• _Set task_
How many lines hold the string "jitter"? Give only the number.

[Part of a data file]
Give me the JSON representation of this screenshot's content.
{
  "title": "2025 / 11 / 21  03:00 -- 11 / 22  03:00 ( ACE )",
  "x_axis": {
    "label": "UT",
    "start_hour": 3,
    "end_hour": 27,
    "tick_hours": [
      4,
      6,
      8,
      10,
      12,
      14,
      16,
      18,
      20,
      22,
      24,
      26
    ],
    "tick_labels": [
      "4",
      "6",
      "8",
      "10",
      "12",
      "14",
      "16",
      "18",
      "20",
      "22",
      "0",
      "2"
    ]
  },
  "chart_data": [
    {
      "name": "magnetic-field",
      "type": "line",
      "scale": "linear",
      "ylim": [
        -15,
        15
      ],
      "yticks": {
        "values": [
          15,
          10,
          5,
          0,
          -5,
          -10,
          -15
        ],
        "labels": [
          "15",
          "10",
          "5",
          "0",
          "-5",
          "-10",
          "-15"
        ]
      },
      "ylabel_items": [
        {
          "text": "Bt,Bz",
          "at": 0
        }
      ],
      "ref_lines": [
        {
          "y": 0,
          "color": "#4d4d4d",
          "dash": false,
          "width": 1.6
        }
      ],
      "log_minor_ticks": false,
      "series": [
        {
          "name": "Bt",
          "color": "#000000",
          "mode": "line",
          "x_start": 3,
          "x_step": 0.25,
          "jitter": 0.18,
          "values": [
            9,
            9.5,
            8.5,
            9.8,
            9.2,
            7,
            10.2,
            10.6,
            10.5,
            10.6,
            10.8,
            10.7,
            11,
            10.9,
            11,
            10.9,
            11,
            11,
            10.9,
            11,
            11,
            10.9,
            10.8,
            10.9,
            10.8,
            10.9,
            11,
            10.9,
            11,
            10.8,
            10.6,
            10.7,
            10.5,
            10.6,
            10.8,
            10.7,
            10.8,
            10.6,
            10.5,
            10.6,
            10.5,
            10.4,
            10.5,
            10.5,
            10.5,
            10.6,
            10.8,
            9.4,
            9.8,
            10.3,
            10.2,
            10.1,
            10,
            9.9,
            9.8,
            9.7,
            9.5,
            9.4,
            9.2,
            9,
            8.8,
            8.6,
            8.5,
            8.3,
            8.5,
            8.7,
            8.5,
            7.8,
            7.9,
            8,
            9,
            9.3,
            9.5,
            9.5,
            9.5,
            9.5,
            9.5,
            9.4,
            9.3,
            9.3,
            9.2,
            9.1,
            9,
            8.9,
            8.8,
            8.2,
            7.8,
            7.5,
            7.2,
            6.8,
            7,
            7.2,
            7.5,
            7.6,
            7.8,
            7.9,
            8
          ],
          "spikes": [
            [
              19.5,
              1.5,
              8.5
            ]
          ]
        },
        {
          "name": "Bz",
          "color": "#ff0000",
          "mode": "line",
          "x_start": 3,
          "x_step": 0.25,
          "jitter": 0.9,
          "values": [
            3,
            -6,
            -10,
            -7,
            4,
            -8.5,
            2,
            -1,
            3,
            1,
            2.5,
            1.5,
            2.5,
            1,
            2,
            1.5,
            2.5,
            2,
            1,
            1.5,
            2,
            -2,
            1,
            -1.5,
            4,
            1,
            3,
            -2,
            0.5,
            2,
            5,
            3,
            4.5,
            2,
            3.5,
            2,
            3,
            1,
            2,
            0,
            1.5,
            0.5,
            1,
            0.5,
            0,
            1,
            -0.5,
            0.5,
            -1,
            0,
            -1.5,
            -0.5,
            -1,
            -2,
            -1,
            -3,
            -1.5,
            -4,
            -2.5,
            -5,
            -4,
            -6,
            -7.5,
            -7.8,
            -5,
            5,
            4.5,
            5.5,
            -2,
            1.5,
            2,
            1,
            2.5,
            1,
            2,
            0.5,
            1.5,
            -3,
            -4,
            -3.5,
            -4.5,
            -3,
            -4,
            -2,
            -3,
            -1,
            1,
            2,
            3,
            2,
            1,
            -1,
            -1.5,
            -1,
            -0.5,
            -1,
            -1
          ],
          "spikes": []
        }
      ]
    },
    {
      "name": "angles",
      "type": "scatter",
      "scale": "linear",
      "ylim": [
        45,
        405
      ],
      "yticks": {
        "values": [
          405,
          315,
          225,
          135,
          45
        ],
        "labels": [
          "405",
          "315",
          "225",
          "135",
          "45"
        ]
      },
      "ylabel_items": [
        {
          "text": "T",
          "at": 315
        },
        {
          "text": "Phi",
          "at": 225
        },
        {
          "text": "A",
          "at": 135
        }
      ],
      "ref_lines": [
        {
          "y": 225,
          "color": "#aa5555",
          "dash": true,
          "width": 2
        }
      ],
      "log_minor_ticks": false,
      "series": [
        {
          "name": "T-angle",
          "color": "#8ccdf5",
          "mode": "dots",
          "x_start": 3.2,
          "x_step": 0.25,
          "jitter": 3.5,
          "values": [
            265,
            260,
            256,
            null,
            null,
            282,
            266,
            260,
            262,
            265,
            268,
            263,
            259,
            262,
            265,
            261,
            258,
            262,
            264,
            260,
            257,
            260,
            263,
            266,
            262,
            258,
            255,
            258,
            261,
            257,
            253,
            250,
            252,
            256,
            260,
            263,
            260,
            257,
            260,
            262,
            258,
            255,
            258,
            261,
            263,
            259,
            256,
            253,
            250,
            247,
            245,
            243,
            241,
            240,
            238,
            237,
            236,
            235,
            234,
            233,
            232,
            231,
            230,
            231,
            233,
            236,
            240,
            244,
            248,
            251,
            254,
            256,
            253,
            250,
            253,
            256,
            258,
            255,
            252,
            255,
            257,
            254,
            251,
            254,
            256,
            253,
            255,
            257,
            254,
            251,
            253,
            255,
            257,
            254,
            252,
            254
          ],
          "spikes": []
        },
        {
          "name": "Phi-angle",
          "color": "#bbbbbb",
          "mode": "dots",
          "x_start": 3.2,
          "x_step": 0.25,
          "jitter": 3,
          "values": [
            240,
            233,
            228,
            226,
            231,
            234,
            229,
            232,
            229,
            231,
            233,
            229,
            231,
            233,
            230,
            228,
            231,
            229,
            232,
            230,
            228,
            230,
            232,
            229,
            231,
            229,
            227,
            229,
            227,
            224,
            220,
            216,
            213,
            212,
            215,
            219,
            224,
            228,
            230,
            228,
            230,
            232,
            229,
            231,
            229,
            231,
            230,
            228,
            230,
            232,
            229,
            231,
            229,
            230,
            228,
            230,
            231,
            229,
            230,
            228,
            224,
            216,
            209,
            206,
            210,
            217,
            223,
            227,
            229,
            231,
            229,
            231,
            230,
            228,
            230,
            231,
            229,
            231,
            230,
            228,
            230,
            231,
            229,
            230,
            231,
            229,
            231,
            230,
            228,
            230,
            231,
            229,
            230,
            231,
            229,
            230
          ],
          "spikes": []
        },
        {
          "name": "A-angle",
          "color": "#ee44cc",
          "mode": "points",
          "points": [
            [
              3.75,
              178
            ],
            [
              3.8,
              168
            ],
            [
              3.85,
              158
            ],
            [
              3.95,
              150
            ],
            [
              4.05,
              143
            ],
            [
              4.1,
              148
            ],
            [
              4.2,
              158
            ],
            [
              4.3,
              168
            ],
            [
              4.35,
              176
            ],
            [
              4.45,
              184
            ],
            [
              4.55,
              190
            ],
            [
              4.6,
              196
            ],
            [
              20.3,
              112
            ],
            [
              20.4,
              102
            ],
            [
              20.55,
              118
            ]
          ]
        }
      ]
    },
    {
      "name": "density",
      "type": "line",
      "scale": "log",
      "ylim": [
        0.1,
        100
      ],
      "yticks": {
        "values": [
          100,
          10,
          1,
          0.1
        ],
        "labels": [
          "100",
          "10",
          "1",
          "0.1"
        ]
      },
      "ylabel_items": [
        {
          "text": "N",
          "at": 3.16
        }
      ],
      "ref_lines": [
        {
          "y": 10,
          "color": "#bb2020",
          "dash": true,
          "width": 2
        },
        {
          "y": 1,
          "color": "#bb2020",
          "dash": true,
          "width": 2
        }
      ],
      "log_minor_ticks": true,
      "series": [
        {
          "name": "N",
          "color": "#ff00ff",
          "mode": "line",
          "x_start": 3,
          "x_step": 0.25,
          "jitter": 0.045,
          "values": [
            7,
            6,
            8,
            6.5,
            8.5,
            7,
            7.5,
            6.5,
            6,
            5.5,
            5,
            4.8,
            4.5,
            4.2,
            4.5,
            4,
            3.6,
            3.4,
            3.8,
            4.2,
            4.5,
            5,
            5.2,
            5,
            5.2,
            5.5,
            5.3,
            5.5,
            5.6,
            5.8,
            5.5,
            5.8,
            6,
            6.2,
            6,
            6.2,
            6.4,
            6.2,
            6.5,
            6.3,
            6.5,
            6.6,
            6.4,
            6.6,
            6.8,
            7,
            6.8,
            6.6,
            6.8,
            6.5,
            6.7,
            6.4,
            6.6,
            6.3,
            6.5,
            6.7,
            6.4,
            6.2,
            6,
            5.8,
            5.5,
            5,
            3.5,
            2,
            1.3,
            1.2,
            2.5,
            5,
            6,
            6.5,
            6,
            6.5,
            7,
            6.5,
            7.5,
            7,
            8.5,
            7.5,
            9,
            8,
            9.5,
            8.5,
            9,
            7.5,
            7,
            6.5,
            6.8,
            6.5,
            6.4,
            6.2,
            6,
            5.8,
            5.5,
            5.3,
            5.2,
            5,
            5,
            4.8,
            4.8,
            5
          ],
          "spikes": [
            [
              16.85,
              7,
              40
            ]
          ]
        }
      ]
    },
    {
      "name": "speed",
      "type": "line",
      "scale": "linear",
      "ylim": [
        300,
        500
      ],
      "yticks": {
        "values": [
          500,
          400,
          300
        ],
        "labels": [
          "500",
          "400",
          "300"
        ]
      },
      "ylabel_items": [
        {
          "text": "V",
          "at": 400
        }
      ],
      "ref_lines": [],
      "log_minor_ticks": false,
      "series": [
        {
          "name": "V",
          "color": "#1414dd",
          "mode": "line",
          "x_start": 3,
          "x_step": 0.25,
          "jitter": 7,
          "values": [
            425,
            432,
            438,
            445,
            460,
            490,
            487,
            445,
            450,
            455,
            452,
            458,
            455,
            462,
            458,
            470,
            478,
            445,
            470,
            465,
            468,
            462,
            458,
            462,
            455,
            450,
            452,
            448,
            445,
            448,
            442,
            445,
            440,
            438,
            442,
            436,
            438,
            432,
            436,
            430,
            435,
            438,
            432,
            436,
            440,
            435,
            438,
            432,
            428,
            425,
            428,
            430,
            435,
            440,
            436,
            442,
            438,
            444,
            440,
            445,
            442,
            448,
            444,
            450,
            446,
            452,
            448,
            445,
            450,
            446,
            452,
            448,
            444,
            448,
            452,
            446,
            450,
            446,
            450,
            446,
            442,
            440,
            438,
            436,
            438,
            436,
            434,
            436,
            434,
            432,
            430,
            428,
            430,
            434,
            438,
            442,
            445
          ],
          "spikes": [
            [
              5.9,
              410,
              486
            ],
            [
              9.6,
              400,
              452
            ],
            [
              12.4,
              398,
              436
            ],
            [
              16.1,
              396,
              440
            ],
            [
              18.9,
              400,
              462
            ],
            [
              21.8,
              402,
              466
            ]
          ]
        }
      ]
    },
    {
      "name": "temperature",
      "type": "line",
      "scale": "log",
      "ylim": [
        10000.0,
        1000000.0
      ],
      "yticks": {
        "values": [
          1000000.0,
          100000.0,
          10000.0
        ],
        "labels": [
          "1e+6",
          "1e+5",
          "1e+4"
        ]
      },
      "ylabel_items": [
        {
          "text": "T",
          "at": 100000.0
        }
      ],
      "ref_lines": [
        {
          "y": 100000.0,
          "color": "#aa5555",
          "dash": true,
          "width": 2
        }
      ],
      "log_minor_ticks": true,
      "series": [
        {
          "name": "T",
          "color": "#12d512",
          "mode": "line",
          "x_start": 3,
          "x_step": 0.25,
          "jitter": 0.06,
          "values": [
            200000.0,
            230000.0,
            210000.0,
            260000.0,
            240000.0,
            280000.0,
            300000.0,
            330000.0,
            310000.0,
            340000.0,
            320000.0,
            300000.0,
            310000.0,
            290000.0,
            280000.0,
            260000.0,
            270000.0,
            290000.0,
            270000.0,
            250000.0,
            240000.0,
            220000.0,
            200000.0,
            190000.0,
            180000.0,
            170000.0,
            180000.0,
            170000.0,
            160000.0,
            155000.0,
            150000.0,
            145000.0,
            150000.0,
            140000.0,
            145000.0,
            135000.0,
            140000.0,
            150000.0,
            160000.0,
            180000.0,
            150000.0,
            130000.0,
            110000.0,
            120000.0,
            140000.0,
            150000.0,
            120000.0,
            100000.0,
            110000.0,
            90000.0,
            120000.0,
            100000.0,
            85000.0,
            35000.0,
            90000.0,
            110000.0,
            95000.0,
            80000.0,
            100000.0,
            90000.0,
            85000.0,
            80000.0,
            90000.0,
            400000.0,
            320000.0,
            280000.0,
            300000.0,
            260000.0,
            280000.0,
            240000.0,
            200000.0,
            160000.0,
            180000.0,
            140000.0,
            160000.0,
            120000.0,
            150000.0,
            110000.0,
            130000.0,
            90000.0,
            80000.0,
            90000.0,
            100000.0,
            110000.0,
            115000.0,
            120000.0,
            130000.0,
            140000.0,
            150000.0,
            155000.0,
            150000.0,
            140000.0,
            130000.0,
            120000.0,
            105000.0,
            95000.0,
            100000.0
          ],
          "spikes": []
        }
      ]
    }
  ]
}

• _Right answer_
7